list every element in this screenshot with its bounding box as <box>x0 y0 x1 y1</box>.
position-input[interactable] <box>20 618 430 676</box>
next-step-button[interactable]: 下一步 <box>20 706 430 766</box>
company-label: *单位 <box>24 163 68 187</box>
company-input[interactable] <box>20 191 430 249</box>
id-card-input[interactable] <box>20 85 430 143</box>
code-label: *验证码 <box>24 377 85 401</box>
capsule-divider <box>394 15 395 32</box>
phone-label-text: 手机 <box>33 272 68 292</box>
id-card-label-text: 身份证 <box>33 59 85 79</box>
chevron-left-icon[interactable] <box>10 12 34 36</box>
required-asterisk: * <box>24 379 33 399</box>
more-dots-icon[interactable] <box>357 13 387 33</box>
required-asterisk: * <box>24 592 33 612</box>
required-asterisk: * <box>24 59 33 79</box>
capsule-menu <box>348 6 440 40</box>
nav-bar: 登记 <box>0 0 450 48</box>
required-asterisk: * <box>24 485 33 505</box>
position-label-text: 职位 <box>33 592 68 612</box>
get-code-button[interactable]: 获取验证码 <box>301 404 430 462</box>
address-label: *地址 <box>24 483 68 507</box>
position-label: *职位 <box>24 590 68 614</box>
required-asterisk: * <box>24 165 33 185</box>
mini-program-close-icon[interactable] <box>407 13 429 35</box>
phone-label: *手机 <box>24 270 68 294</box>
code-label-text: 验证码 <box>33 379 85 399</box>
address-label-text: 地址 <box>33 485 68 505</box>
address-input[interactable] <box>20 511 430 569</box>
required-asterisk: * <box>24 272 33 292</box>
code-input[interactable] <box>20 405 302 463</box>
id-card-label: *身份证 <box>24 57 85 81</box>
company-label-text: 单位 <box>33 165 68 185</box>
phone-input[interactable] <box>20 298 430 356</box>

### What you should do:
Update the items above so that every "required-asterisk" reads "required-mark", and keep everything else unchanged.

### Correct answer:
list every element in this screenshot with its bounding box as <box>x0 y0 x1 y1</box>.
position-input[interactable] <box>20 618 430 676</box>
next-step-button[interactable]: 下一步 <box>20 706 430 766</box>
company-label: *单位 <box>24 163 68 187</box>
company-input[interactable] <box>20 191 430 249</box>
id-card-input[interactable] <box>20 85 430 143</box>
code-label: *验证码 <box>24 377 85 401</box>
capsule-divider <box>394 15 395 32</box>
phone-label-text: 手机 <box>33 272 68 292</box>
id-card-label-text: 身份证 <box>33 59 85 79</box>
chevron-left-icon[interactable] <box>10 12 34 36</box>
required-mark: * <box>24 379 33 399</box>
more-dots-icon[interactable] <box>357 13 387 33</box>
required-mark: * <box>24 592 33 612</box>
required-mark: * <box>24 59 33 79</box>
capsule-menu <box>348 6 440 40</box>
nav-bar: 登记 <box>0 0 450 48</box>
required-mark: * <box>24 485 33 505</box>
position-label-text: 职位 <box>33 592 68 612</box>
get-code-button[interactable]: 获取验证码 <box>301 404 430 462</box>
address-label: *地址 <box>24 483 68 507</box>
position-label: *职位 <box>24 590 68 614</box>
required-mark: * <box>24 165 33 185</box>
mini-program-close-icon[interactable] <box>407 13 429 35</box>
phone-label: *手机 <box>24 270 68 294</box>
code-label-text: 验证码 <box>33 379 85 399</box>
address-label-text: 地址 <box>33 485 68 505</box>
address-input[interactable] <box>20 511 430 569</box>
required-mark: * <box>24 272 33 292</box>
code-input[interactable] <box>20 405 302 463</box>
id-card-label: *身份证 <box>24 57 85 81</box>
company-label-text: 单位 <box>33 165 68 185</box>
phone-input[interactable] <box>20 298 430 356</box>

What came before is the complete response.